● Material provided
────────

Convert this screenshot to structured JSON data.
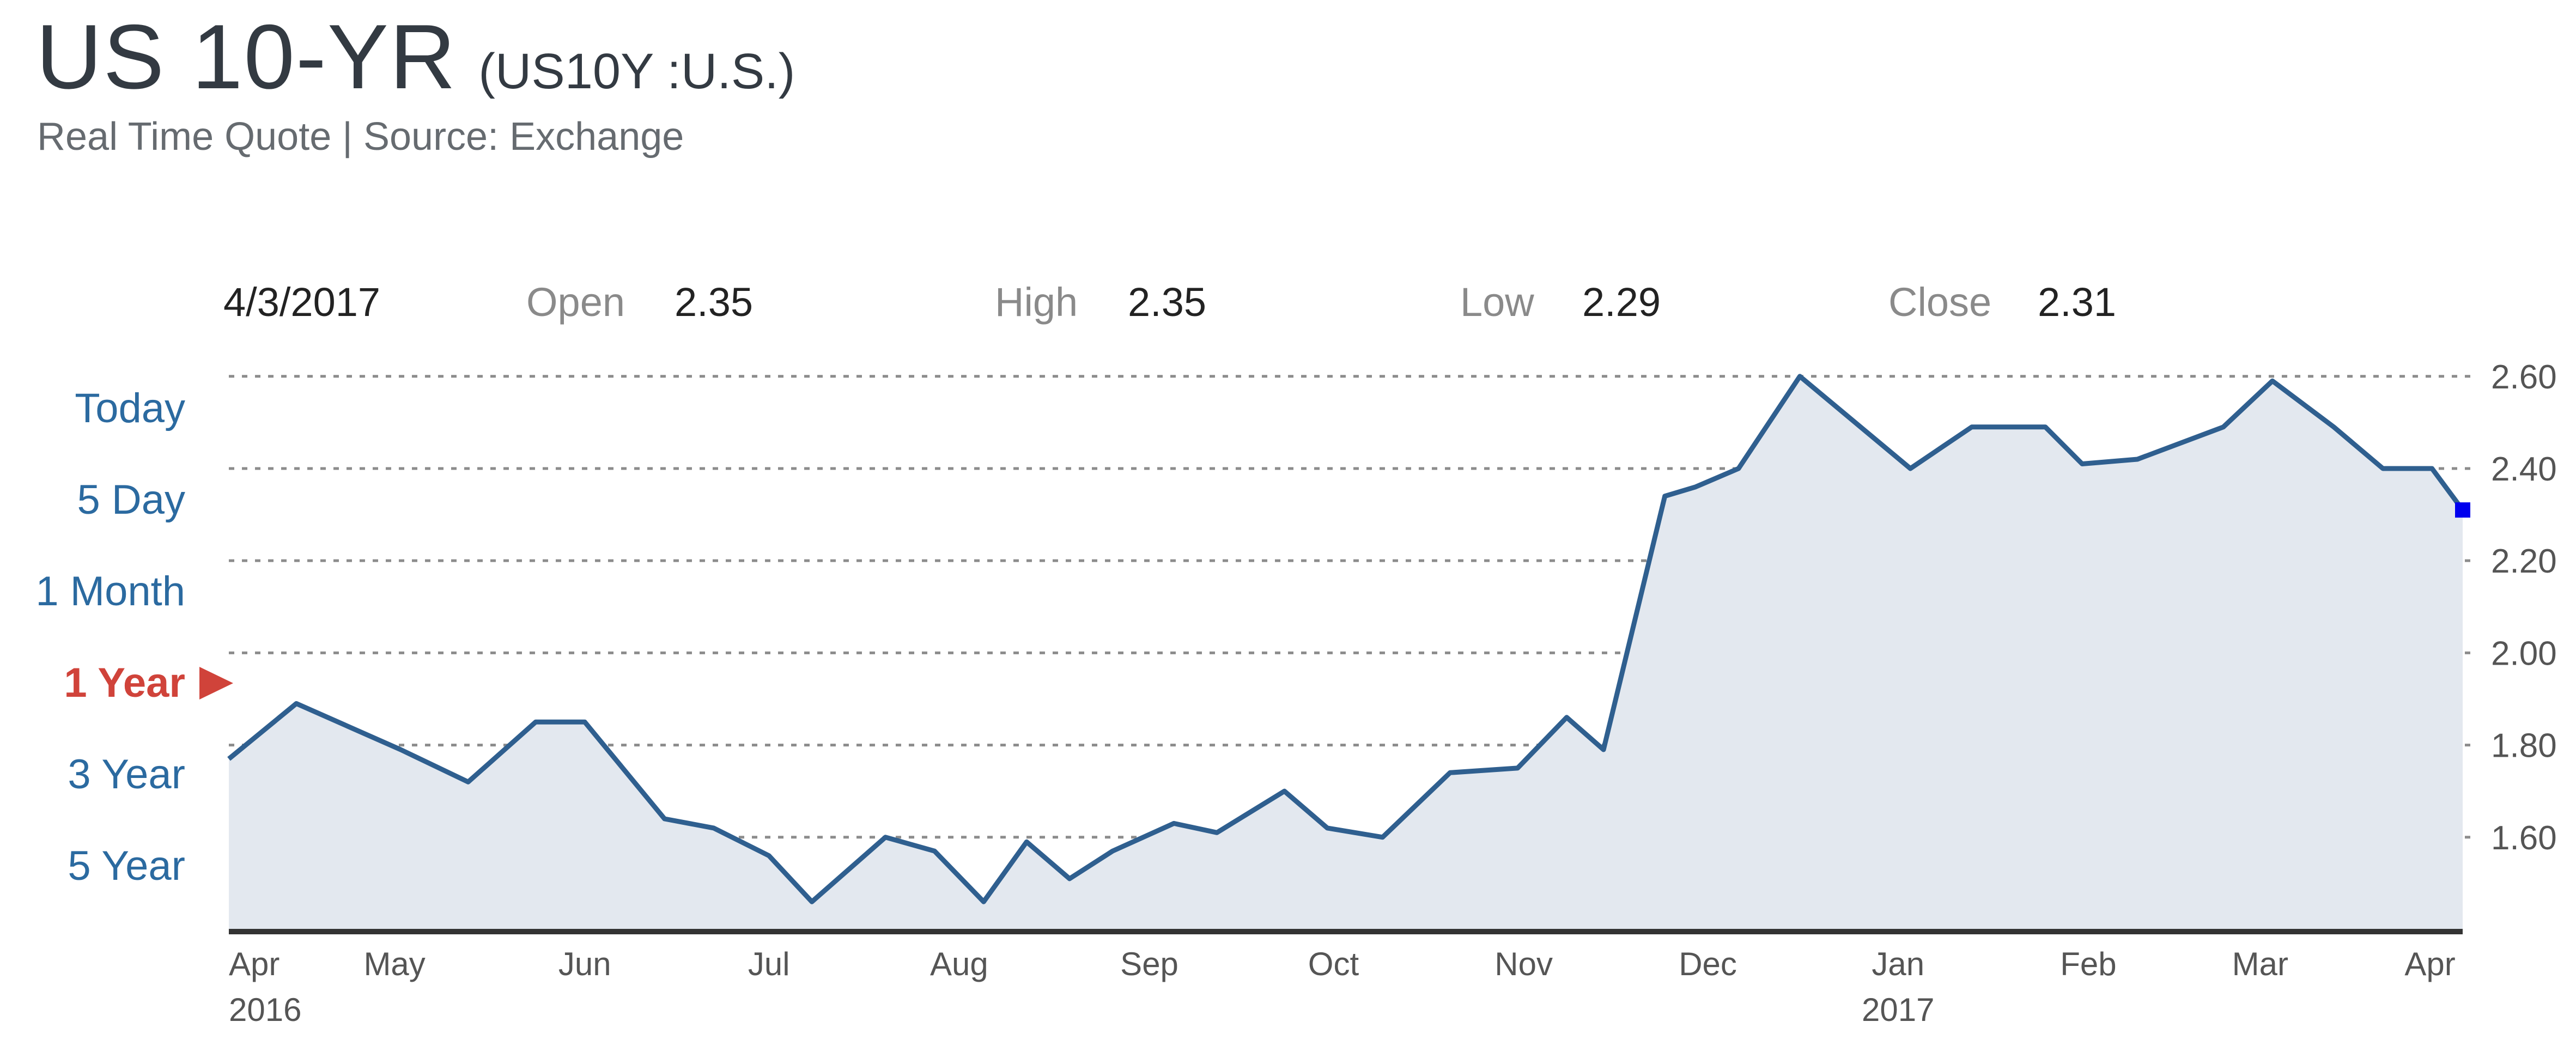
{
  "header": {
    "symbol": "US 10-YR",
    "symbol_sub": "(US10Y :U.S.)",
    "source": "Real Time Quote | Source: Exchange"
  },
  "quote": {
    "date": "4/3/2017",
    "open_label": "Open",
    "open_value": "2.35",
    "high_label": "High",
    "high_value": "2.35",
    "low_label": "Low",
    "low_value": "2.29",
    "close_label": "Close",
    "close_value": "2.31"
  },
  "ranges": {
    "items": [
      "Today",
      "5 Day",
      "1 Month",
      "1 Year",
      "3 Year",
      "5 Year"
    ],
    "active": "1 Year"
  },
  "colors": {
    "line": "#2f5f8f",
    "area": "#e3e8ef",
    "grid": "#8c8c8c",
    "axis": "#333333",
    "range_link": "#2b6aa0",
    "range_active": "#d0433a",
    "last_point": "#0000ee"
  },
  "chart_data": {
    "type": "area",
    "x_ticks": [
      "Apr",
      "May",
      "Jun",
      "Jul",
      "Aug",
      "Sep",
      "Oct",
      "Nov",
      "Dec",
      "Jan",
      "Feb",
      "Mar",
      "Apr"
    ],
    "year_labels": [
      {
        "label": "2016",
        "at": "Apr"
      },
      {
        "label": "2017",
        "at": "Jan"
      }
    ],
    "y_ticks": [
      "1.60",
      "1.80",
      "2.00",
      "2.20",
      "2.40",
      "2.60"
    ],
    "ylim": [
      1.4,
      2.66
    ],
    "y_axis_side": "right",
    "grid": "horizontal dotted",
    "series": [
      {
        "x": [
          "2016-04-04",
          "2016-04-15",
          "2016-05-02",
          "2016-05-13",
          "2016-05-24",
          "2016-06-01",
          "2016-06-14",
          "2016-06-22",
          "2016-07-01",
          "2016-07-08",
          "2016-07-20",
          "2016-07-28",
          "2016-08-05",
          "2016-08-12",
          "2016-08-19",
          "2016-08-26",
          "2016-09-05",
          "2016-09-12",
          "2016-09-23",
          "2016-09-30",
          "2016-10-09",
          "2016-10-20",
          "2016-10-31",
          "2016-11-08",
          "2016-11-14",
          "2016-11-24",
          "2016-11-29",
          "2016-12-06",
          "2016-12-16",
          "2017-01-03",
          "2017-01-13",
          "2017-01-25",
          "2017-01-31",
          "2017-02-09",
          "2017-02-23",
          "2017-03-03",
          "2017-03-13",
          "2017-03-21",
          "2017-03-29",
          "2017-04-03"
        ],
        "y": [
          1.77,
          1.89,
          1.79,
          1.72,
          1.85,
          1.85,
          1.64,
          1.62,
          1.56,
          1.46,
          1.6,
          1.57,
          1.46,
          1.59,
          1.51,
          1.57,
          1.63,
          1.61,
          1.7,
          1.62,
          1.6,
          1.74,
          1.75,
          1.86,
          1.79,
          2.34,
          2.36,
          2.4,
          2.6,
          2.4,
          2.49,
          2.49,
          2.41,
          2.42,
          2.49,
          2.59,
          2.49,
          2.4,
          2.4,
          2.31
        ]
      }
    ]
  }
}
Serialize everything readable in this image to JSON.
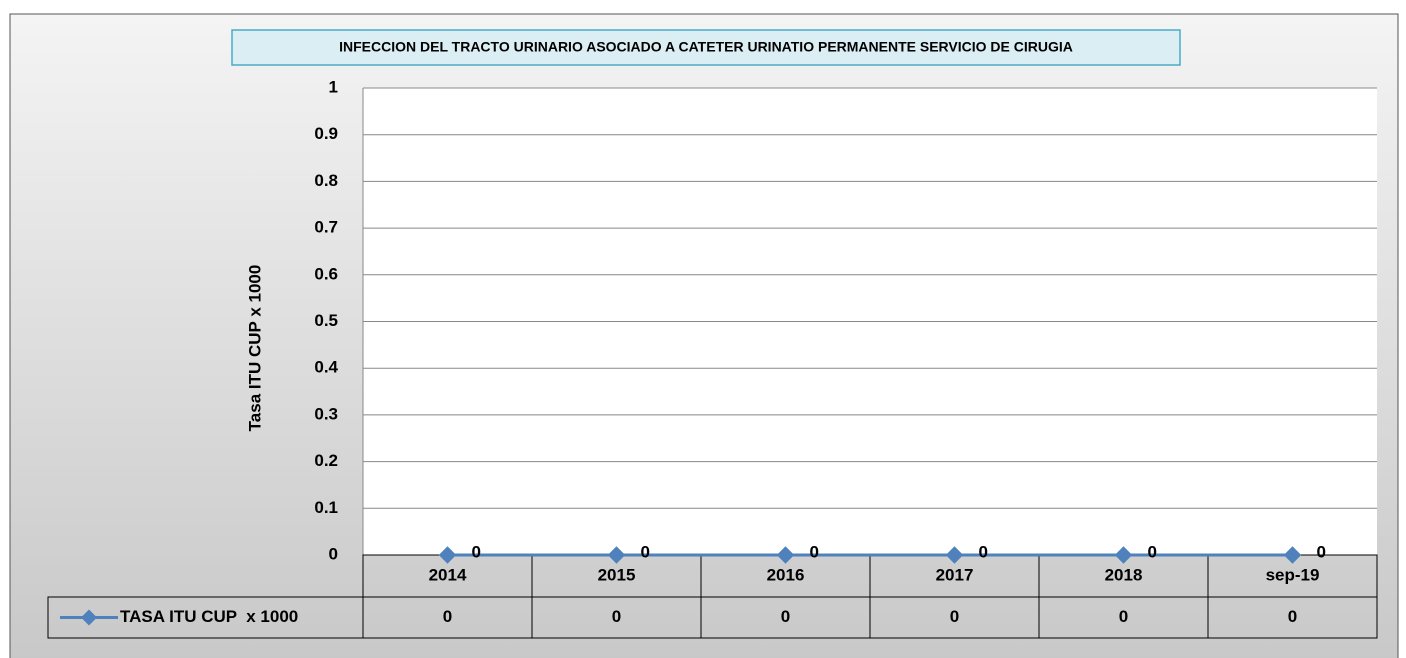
{
  "chart_data": {
    "type": "line",
    "title": "INFECCION DEL TRACTO URINARIO ASOCIADO A CATETER URINATIO PERMANENTE SERVICIO DE CIRUGIA",
    "y_label": "Tasa ITU CUP x 1000",
    "categories": [
      "2014",
      "2015",
      "2016",
      "2017",
      "2018",
      "sep-19"
    ],
    "series": [
      {
        "name": "TASA ITU CUP  x 1000",
        "color": "#4f81bd",
        "values": [
          0,
          0,
          0,
          0,
          0,
          0
        ]
      }
    ],
    "ylim": [
      0,
      1
    ],
    "yticks": [
      0,
      0.1,
      0.2,
      0.3,
      0.4,
      0.5,
      0.6,
      0.7,
      0.8,
      0.9,
      1
    ],
    "grid": true,
    "data_table": true
  }
}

────────

● Prompt
Set the listing down in full and exactly. Pictures within it should not appear in the copy.

● Complete response
Convert this screenshot to structured JSON data.
{
  "header": {
    "symbol": "US 10-YR",
    "symbol_sub": "(US10Y :U.S.)",
    "source": "Real Time Quote | Source: Exchange"
  },
  "quote": {
    "date": "4/3/2017",
    "open_label": "Open",
    "open_value": "2.35",
    "high_label": "High",
    "high_value": "2.35",
    "low_label": "Low",
    "low_value": "2.29",
    "close_label": "Close",
    "close_value": "2.31"
  },
  "ranges": {
    "items": [
      "Today",
      "5 Day",
      "1 Month",
      "1 Year",
      "3 Year",
      "5 Year"
    ],
    "active": "1 Year"
  },
  "colors": {
    "line": "#2f5f8f",
    "area": "#e3e8ef",
    "grid": "#8c8c8c",
    "axis": "#333333",
    "range_link": "#2b6aa0",
    "range_active": "#d0433a",
    "last_point": "#0000ee"
  },
  "chart_data": {
    "type": "area",
    "x_ticks": [
      "Apr",
      "May",
      "Jun",
      "Jul",
      "Aug",
      "Sep",
      "Oct",
      "Nov",
      "Dec",
      "Jan",
      "Feb",
      "Mar",
      "Apr"
    ],
    "year_labels": [
      {
        "label": "2016",
        "at": "Apr"
      },
      {
        "label": "2017",
        "at": "Jan"
      }
    ],
    "y_ticks": [
      "1.60",
      "1.80",
      "2.00",
      "2.20",
      "2.40",
      "2.60"
    ],
    "ylim": [
      1.4,
      2.66
    ],
    "y_axis_side": "right",
    "grid": "horizontal dotted",
    "series": [
      {
        "x": [
          "2016-04-04",
          "2016-04-15",
          "2016-05-02",
          "2016-05-13",
          "2016-05-24",
          "2016-06-01",
          "2016-06-14",
          "2016-06-22",
          "2016-07-01",
          "2016-07-08",
          "2016-07-20",
          "2016-07-28",
          "2016-08-05",
          "2016-08-12",
          "2016-08-19",
          "2016-08-26",
          "2016-09-05",
          "2016-09-12",
          "2016-09-23",
          "2016-09-30",
          "2016-10-09",
          "2016-10-20",
          "2016-10-31",
          "2016-11-08",
          "2016-11-14",
          "2016-11-24",
          "2016-11-29",
          "2016-12-06",
          "2016-12-16",
          "2017-01-03",
          "2017-01-13",
          "2017-01-25",
          "2017-01-31",
          "2017-02-09",
          "2017-02-23",
          "2017-03-03",
          "2017-03-13",
          "2017-03-21",
          "2017-03-29",
          "2017-04-03"
        ],
        "y": [
          1.77,
          1.89,
          1.79,
          1.72,
          1.85,
          1.85,
          1.64,
          1.62,
          1.56,
          1.46,
          1.6,
          1.57,
          1.46,
          1.59,
          1.51,
          1.57,
          1.63,
          1.61,
          1.7,
          1.62,
          1.6,
          1.74,
          1.75,
          1.86,
          1.79,
          2.34,
          2.36,
          2.4,
          2.6,
          2.4,
          2.49,
          2.49,
          2.41,
          2.42,
          2.49,
          2.59,
          2.49,
          2.4,
          2.4,
          2.31
        ]
      }
    ]
  }
}
Serialize everything readable in this image to JSON.
{
  "chart_data": {
    "type": "line",
    "title": "INFECCION DEL TRACTO URINARIO ASOCIADO A CATETER URINATIO PERMANENTE SERVICIO DE CIRUGIA",
    "y_label": "Tasa ITU CUP x 1000",
    "categories": [
      "2014",
      "2015",
      "2016",
      "2017",
      "2018",
      "sep-19"
    ],
    "series": [
      {
        "name": "TASA ITU CUP  x 1000",
        "color": "#4f81bd",
        "values": [
          0,
          0,
          0,
          0,
          0,
          0
        ]
      }
    ],
    "ylim": [
      0,
      1
    ],
    "yticks": [
      0,
      0.1,
      0.2,
      0.3,
      0.4,
      0.5,
      0.6,
      0.7,
      0.8,
      0.9,
      1
    ],
    "grid": true,
    "data_table": true
  }
}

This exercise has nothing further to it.